What the exercise asks
How many lines in the records below contain the word "amigo"? Give only the number.
★ ★ ★
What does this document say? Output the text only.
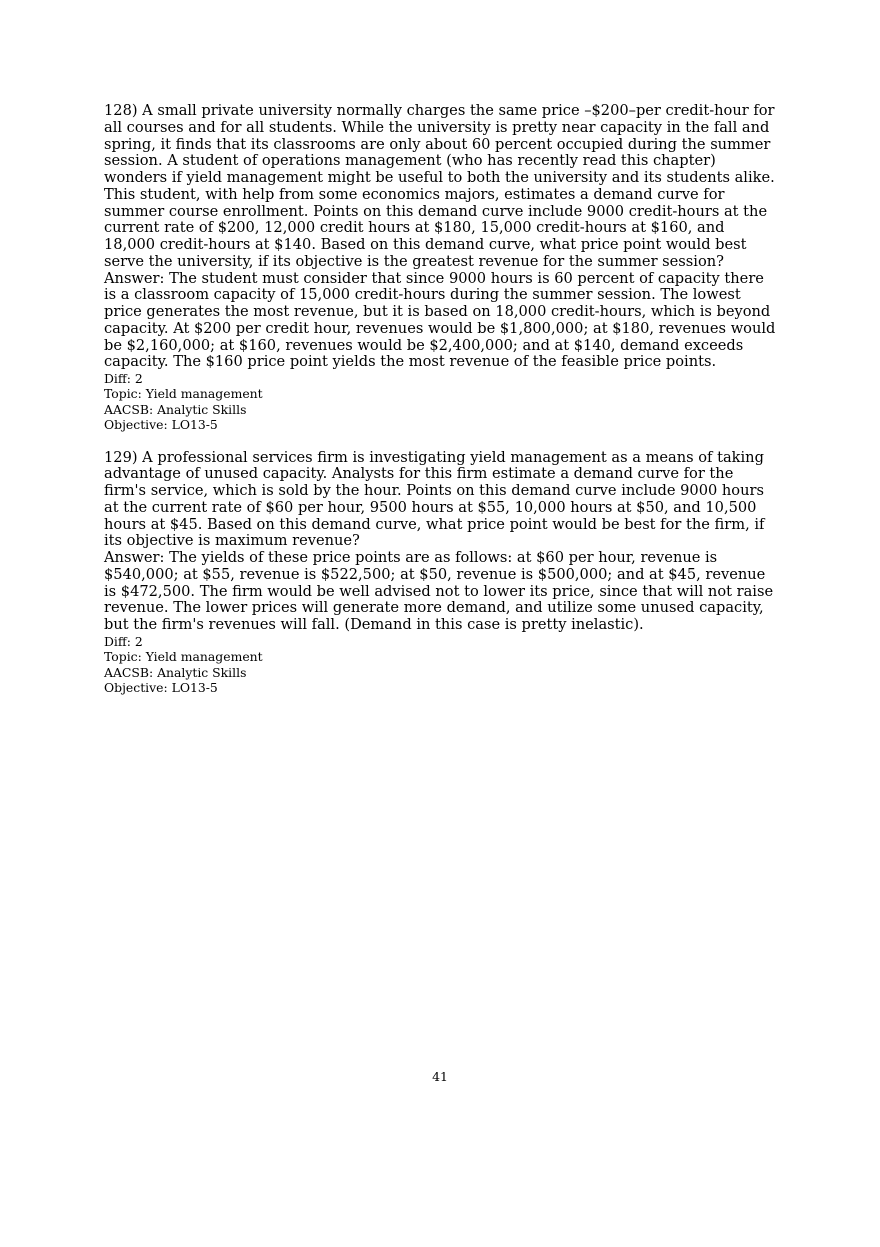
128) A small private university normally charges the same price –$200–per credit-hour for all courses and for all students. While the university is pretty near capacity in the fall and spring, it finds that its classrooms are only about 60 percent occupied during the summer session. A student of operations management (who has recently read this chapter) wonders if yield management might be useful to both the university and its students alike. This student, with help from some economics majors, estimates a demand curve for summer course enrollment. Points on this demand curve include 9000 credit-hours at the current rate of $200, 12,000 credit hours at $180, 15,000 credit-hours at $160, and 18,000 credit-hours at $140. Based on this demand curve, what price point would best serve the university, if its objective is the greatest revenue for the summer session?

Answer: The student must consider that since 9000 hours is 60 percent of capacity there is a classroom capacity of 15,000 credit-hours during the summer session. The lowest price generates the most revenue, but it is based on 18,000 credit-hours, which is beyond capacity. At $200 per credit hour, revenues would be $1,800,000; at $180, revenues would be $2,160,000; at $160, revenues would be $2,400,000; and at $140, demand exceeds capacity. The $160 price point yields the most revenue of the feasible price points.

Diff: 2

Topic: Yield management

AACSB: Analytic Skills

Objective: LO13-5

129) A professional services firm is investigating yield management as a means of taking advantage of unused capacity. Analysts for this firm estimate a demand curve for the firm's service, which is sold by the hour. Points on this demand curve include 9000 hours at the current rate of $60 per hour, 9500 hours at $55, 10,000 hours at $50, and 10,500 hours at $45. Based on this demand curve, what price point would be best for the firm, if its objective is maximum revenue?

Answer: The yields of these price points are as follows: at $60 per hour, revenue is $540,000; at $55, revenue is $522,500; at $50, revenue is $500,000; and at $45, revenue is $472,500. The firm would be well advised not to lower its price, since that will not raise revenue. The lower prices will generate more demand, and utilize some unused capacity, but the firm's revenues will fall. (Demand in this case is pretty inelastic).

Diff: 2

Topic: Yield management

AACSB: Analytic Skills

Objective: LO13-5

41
★ ★ ★
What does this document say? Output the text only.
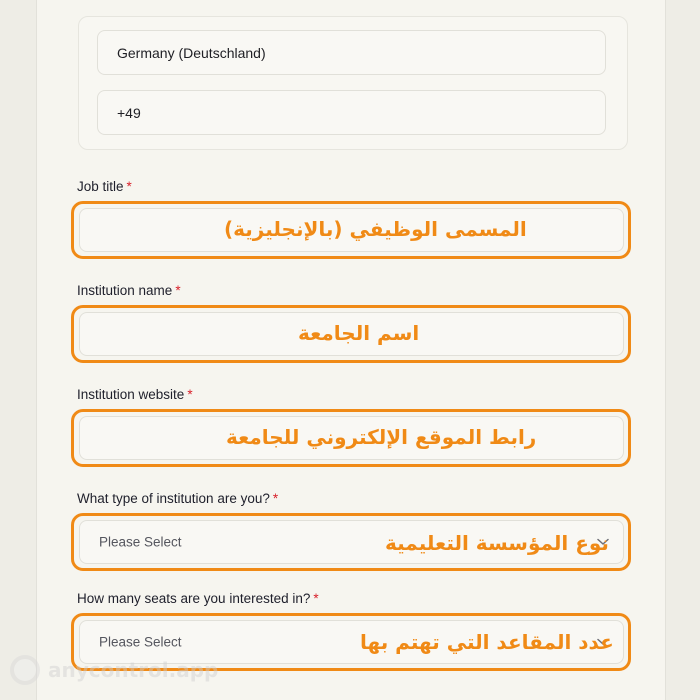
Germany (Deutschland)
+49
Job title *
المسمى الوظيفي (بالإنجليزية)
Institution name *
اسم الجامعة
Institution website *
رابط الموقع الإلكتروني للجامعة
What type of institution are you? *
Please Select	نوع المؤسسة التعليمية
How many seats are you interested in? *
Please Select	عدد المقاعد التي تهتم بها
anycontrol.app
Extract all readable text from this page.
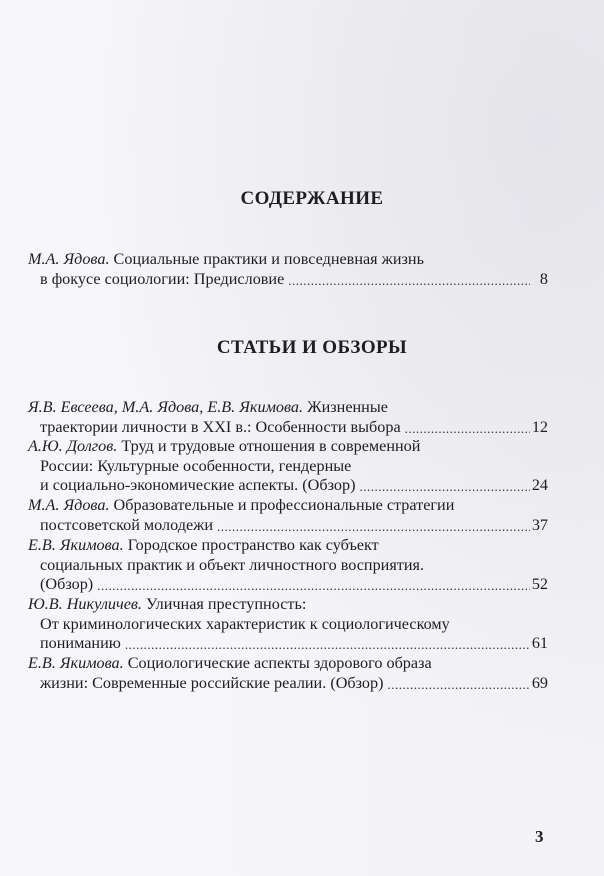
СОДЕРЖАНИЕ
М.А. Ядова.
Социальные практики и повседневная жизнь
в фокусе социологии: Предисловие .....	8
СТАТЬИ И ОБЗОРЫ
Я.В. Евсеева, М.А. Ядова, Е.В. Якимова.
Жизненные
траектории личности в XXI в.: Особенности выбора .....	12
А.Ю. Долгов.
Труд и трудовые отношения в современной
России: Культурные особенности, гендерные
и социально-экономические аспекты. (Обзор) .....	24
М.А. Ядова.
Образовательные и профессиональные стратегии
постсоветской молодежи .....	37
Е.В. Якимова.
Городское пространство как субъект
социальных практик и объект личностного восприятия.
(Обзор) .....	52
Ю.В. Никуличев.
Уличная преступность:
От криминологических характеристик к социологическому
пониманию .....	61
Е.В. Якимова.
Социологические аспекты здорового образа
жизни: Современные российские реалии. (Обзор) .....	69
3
★ ★ ★
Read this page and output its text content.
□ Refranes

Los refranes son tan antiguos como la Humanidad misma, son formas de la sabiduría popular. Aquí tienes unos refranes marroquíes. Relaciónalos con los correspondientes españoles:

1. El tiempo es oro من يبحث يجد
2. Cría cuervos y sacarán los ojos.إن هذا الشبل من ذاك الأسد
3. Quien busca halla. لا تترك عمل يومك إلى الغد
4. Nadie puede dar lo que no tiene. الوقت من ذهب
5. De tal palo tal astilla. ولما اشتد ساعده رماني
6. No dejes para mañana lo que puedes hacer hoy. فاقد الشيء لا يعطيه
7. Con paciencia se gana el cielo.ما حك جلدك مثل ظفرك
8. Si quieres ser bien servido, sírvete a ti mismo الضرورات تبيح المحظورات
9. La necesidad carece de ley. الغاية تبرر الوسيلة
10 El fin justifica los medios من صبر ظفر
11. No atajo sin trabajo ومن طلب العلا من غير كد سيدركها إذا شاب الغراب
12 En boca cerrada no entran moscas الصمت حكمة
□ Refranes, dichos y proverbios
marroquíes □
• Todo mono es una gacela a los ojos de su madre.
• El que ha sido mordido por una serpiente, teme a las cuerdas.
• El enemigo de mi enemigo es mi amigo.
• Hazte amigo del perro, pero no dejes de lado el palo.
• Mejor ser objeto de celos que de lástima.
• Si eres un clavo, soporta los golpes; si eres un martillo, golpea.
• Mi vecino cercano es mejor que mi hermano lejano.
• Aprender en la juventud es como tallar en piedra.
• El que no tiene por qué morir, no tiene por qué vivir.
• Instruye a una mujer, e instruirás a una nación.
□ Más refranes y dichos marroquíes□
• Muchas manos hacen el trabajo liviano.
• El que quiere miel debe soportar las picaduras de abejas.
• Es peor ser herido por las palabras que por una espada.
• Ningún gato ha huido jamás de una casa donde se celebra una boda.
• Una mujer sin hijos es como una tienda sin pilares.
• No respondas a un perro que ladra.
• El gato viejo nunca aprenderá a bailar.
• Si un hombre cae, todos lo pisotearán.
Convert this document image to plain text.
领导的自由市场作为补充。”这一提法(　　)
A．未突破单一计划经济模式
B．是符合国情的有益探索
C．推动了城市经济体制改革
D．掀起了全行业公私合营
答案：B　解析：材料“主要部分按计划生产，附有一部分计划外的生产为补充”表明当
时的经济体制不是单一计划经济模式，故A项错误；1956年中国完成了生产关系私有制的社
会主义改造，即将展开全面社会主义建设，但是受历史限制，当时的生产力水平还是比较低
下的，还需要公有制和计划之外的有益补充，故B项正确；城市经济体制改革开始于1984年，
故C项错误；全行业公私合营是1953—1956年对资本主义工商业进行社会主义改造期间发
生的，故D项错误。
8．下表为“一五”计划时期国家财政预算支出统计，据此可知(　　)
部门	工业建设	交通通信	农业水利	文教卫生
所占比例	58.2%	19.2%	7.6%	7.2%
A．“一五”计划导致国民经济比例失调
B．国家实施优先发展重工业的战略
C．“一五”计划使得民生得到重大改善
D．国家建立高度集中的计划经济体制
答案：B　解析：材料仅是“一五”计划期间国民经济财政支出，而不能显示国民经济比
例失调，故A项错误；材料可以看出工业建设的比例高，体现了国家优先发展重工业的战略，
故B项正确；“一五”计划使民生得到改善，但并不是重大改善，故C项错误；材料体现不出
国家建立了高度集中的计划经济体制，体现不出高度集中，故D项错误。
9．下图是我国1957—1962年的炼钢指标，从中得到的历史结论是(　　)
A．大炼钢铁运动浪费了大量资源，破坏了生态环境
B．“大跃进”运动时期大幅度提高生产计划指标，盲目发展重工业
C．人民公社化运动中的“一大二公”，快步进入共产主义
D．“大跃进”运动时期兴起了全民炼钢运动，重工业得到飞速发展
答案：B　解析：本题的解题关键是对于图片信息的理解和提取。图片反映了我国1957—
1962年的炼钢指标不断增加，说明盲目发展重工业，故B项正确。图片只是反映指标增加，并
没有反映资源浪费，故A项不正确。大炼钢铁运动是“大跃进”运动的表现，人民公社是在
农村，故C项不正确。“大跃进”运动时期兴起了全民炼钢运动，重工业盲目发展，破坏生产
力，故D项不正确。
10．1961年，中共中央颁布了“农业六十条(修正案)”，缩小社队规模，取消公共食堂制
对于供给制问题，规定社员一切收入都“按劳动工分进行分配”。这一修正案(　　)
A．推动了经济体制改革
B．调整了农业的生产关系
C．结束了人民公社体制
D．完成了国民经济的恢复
★ ★ ★
Problem solution
2